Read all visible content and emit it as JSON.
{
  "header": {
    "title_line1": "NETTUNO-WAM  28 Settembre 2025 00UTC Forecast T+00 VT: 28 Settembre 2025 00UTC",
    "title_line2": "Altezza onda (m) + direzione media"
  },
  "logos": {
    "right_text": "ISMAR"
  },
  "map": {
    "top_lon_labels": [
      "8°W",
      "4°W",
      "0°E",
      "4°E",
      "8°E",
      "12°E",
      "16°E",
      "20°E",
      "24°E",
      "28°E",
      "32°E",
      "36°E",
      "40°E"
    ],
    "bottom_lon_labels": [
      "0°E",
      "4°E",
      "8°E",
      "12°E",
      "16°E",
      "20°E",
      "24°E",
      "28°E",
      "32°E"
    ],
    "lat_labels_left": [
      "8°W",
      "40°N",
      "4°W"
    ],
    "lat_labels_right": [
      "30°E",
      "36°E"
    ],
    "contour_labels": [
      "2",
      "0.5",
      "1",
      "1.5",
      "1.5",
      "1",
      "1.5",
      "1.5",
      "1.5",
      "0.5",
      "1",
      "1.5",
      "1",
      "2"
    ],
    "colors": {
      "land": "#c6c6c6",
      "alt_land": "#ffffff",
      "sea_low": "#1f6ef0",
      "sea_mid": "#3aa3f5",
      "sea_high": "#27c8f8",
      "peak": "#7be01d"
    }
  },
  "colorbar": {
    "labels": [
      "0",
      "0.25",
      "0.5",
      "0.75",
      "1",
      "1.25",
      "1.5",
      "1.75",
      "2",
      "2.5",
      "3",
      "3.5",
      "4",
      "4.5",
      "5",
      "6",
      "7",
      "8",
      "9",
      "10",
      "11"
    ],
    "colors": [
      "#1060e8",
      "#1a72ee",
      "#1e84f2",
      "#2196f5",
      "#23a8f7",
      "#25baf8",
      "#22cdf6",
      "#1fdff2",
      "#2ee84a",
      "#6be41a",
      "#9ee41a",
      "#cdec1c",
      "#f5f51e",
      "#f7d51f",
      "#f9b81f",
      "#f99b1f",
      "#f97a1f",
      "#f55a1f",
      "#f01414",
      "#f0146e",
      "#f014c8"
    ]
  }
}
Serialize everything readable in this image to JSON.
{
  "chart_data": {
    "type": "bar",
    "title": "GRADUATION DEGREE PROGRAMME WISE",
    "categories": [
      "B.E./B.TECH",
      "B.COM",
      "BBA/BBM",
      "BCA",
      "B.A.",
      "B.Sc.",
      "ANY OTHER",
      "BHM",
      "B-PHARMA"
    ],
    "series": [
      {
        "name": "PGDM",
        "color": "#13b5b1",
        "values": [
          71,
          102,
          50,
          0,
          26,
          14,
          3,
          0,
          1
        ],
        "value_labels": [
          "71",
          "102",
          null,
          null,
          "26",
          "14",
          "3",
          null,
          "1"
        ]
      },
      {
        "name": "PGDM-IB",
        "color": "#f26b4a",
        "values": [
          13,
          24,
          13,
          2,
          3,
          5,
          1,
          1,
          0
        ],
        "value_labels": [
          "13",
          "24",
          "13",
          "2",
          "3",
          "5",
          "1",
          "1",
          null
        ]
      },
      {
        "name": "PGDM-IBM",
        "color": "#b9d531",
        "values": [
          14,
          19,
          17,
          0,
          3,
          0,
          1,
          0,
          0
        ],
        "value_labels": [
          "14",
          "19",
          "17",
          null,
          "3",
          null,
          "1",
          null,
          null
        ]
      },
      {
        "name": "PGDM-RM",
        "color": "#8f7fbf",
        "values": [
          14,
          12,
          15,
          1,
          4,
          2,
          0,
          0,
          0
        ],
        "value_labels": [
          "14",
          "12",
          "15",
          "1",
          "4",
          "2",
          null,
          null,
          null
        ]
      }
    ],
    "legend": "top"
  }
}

__________

Directions for this task - Find each line that has the word "name", then copy it out.

Reply to the exercise -
        "name": "PGDM",
        "name": "PGDM-IB",
        "name": "PGDM-IBM",
        "name": "PGDM-RM",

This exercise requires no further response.